### EXERCISE DETAILS
Copy each line in the data that includes the word "taking".

### RECORDS SUPPLIED
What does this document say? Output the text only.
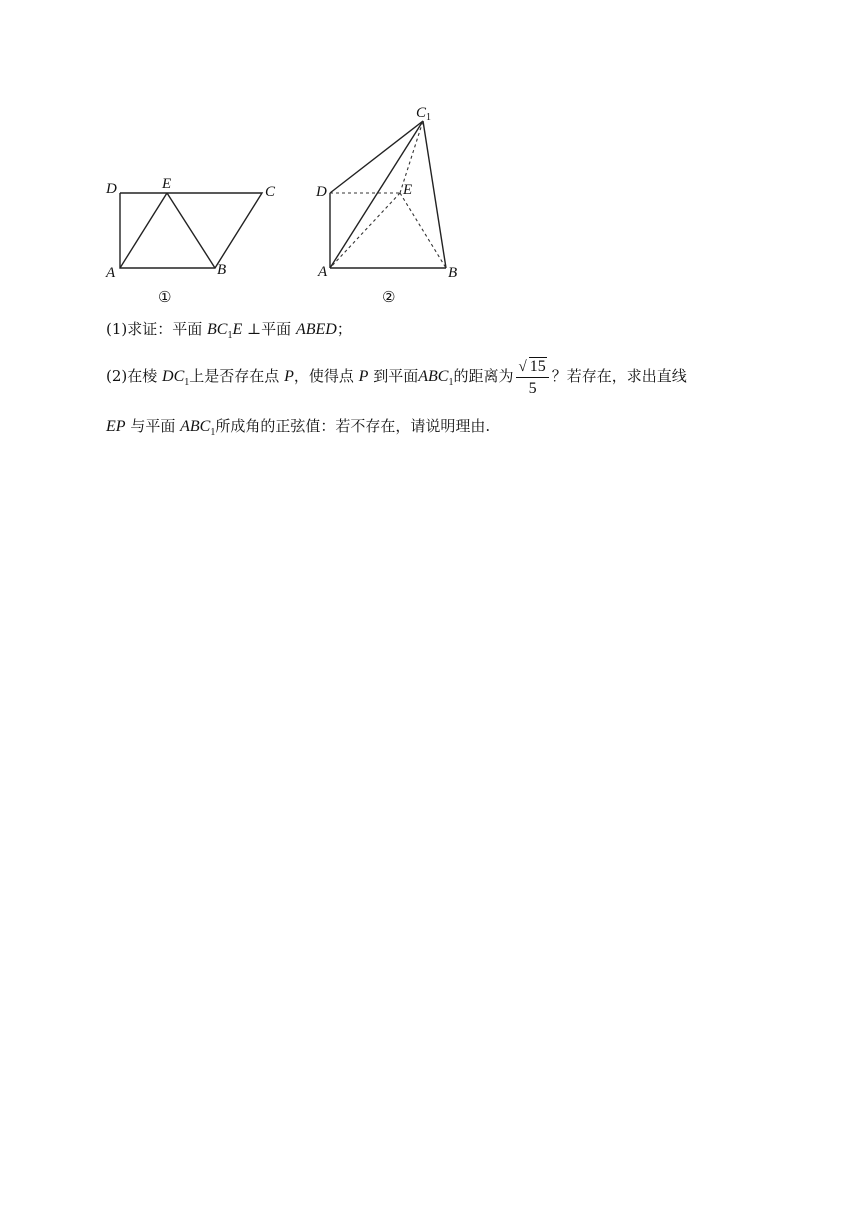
D	E	C
A	B
①
$C_1$
D	E
A	B
②
(1)求证：平面 $BC_1E$ ⊥平面 ABED；
(2)在棱 $DC_1$上是否存在点 P，使得点 P 到平面$ABC_1$的距离为 $\frac{√ 15}{5}$ ？若存在，求出直线
EP 与平面 $ABC_1$所成角的正弦值：若不存在，请说明理由.
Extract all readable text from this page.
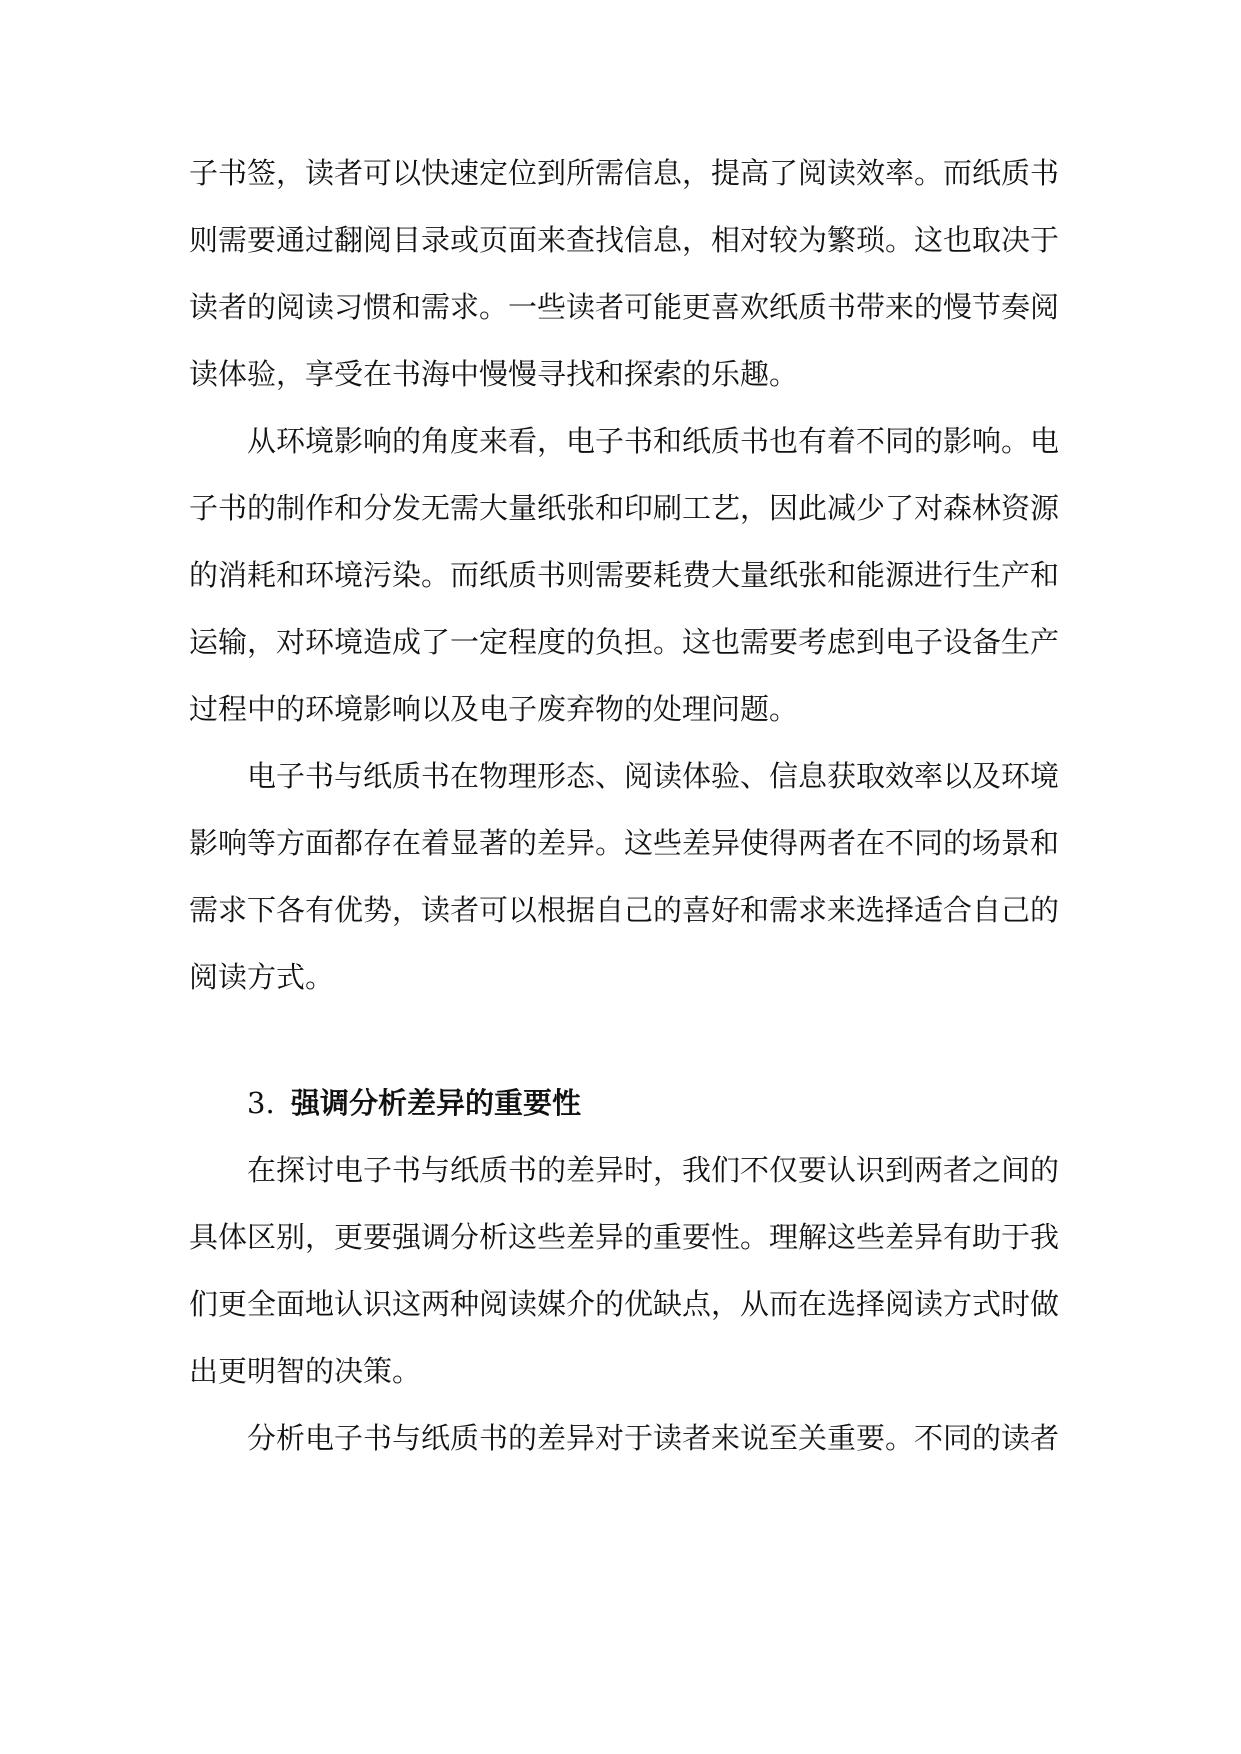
子书签，读者可以快速定位到所需信息，提高了阅读效率。而纸质书
则需要通过翻阅目录或页面来查找信息，相对较为繁琐。这也取决于
读者的阅读习惯和需求。一些读者可能更喜欢纸质书带来的慢节奏阅
读体验，享受在书海中慢慢寻找和探索的乐趣。
从环境影响的角度来看，电子书和纸质书也有着不同的影响。电
子书的制作和分发无需大量纸张和印刷工艺，因此减少了对森林资源
的消耗和环境污染。而纸质书则需要耗费大量纸张和能源进行生产和
运输，对环境造成了一定程度的负担。这也需要考虑到电子设备生产
过程中的环境影响以及电子废弃物的处理问题。
电子书与纸质书在物理形态、阅读体验、信息获取效率以及环境
影响等方面都存在着显著的差异。这些差异使得两者在不同的场景和
需求下各有优势，读者可以根据自己的喜好和需求来选择适合自己的
阅读方式。
3. 强调分析差异的重要性
在探讨电子书与纸质书的差异时，我们不仅要认识到两者之间的
具体区别，更要强调分析这些差异的重要性。理解这些差异有助于我
们更全面地认识这两种阅读媒介的优缺点，从而在选择阅读方式时做
出更明智的决策。
分析电子书与纸质书的差异对于读者来说至关重要。不同的读者
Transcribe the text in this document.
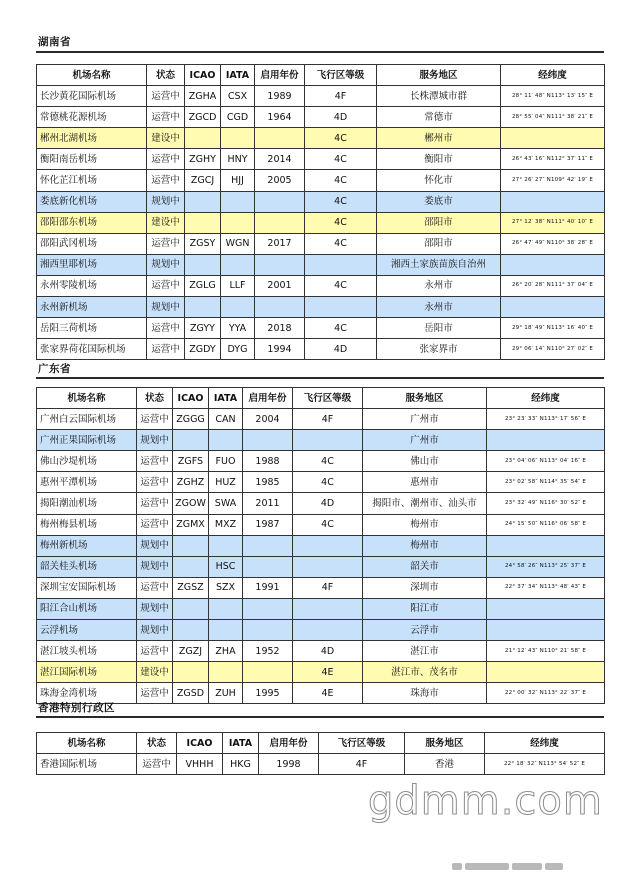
湖南省
机场名称	状态	ICAO	IATA	启用年份	飞行区等级	服务地区	经纬度
长沙黄花国际机场	运营中	ZGHA	CSX	1989	4F	长株潭城市群	28° 11′ 48″ N113° 13′ 15″ E
常德桃花源机场	运营中	ZGCD	CGD	1964	4D	常德市	28° 55′ 04″ N111° 38′ 21″ E
郴州北湖机场	建设中				4C	郴州市	
衡阳南岳机场	运营中	ZGHY	HNY	2014	4C	衡阳市	26° 43′ 16″ N112° 37′ 11″ E
怀化芷江机场	运营中	ZGCJ	HJJ	2005	4C	怀化市	27° 26′ 27″ N109° 42′ 19″ E
娄底新化机场	规划中				4C	娄底市	
邵阳邵东机场	建设中				4C	邵阳市	27° 12′ 38″ N111° 40′ 10″ E
邵阳武冈机场	运营中	ZGSY	WGN	2017	4C	邵阳市	26° 47′ 49″ N110° 38′ 28″ E
湘西里耶机场	规划中					湘西土家族苗族自治州	
永州零陵机场	运营中	ZGLG	LLF	2001	4C	永州市	26° 20′ 28″ N111° 37′ 04″ E
永州新机场	规划中					永州市	
岳阳三荷机场	运营中	ZGYY	YYA	2018	4C	岳阳市	29° 18′ 49″ N113° 16′ 40″ E
张家界荷花国际机场	运营中	ZGDY	DYG	1994	4D	张家界市	29° 06′ 14″ N110° 27′ 02″ E
广东省
机场名称	状态	ICAO	IATA	启用年份	飞行区等级	服务地区	经纬度
广州白云国际机场	运营中	ZGGG	CAN	2004	4F	广州市	23° 23′ 33″ N113° 17′ 56″ E
广州正果国际机场	规划中					广州市	
佛山沙堤机场	运营中	ZGFS	FUO	1988	4C	佛山市	23° 04′ 06″ N113° 04′ 16″ E
惠州平潭机场	运营中	ZGHZ	HUZ	1985	4C	惠州市	23° 02′ 58″ N114° 35′ 54″ E
揭阳潮汕机场	运营中	ZGOW	SWA	2011	4D	揭阳市、潮州市、汕头市	23° 32′ 49″ N116° 30′ 52″ E
梅州梅县机场	运营中	ZGMX	MXZ	1987	4C	梅州市	24° 15′ 50″ N116° 06′ 58″ E
梅州新机场	规划中					梅州市	
韶关桂头机场	规划中		HSC			韶关市	24° 58′ 26″ N113° 25′ 37″ E
深圳宝安国际机场	运营中	ZGSZ	SZX	1991	4F	深圳市	22° 37′ 34″ N113° 48′ 43″ E
阳江合山机场	规划中					阳江市	
云浮机场	规划中					云浮市	
湛江坡头机场	运营中	ZGZJ	ZHA	1952	4D	湛江市	21° 12′ 43″ N110° 21′ 58″ E
湛江国际机场	建设中				4E	湛江市、茂名市	
珠海金湾机场	运营中	ZGSD	ZUH	1995	4E	珠海市	22° 00′ 32″ N113° 22′ 37″ E
香港特别行政区
机场名称	状态	ICAO	IATA	启用年份	飞行区等级	服务地区	经纬度
香港国际机场	运营中	VHHH	HKG	1998	4F	香港	22° 18′ 32″ N113° 54′ 52″ E
gdmm.com
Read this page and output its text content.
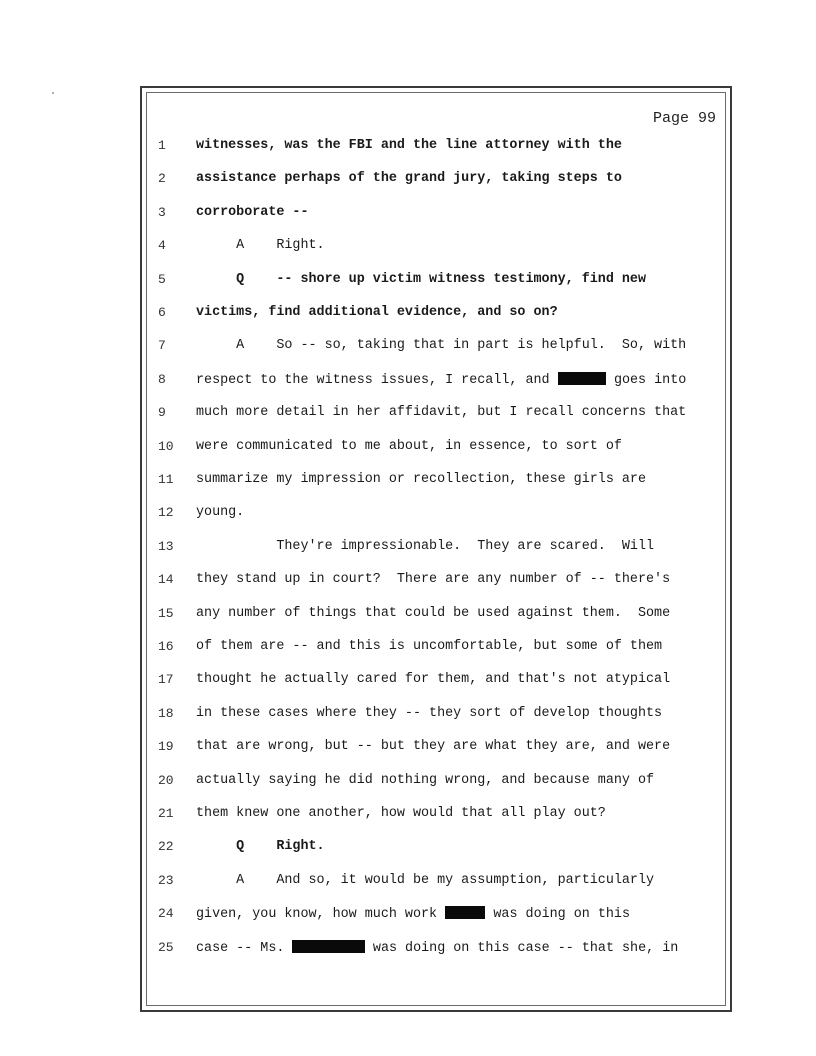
Page 99
1 witnesses, was the FBI and the line attorney with the
2 assistance perhaps of the grand jury, taking steps to
3 corroborate --
4 A    Right.
5 Q    -- shore up victim witness testimony, find new
6 victims, find additional evidence, and so on?
7 A    So -- so, taking that in part is helpful.  So, with
8 respect to the witness issues, I recall, and	goes into
9 much more detail in her affidavit, but I recall concerns that
10 were communicated to me about, in essence, to sort of
11 summarize my impression or recollection, these girls are
12 young.
13 They're impressionable.  They are scared.  Will
14 they stand up in court?  There are any number of -- there's
15 any number of things that could be used against them.  Some
16 of them are -- and this is uncomfortable, but some of them
17 thought he actually cared for them, and that's not atypical
18 in these cases where they -- they sort of develop thoughts
19 that are wrong, but -- but they are what they are, and were
20 actually saying he did nothing wrong, and because many of
21 them knew one another, how would that all play out?
22 Q    Right.
23 A    And so, it would be my assumption, particularly
24 given, you know, how much work	was doing on this
25 case -- Ms.	was doing on this case -- that she, in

### RESPONSE
2 assistance perhaps of the grand jury, taking steps to
7 A    So -- so, taking that in part is helpful.  So, with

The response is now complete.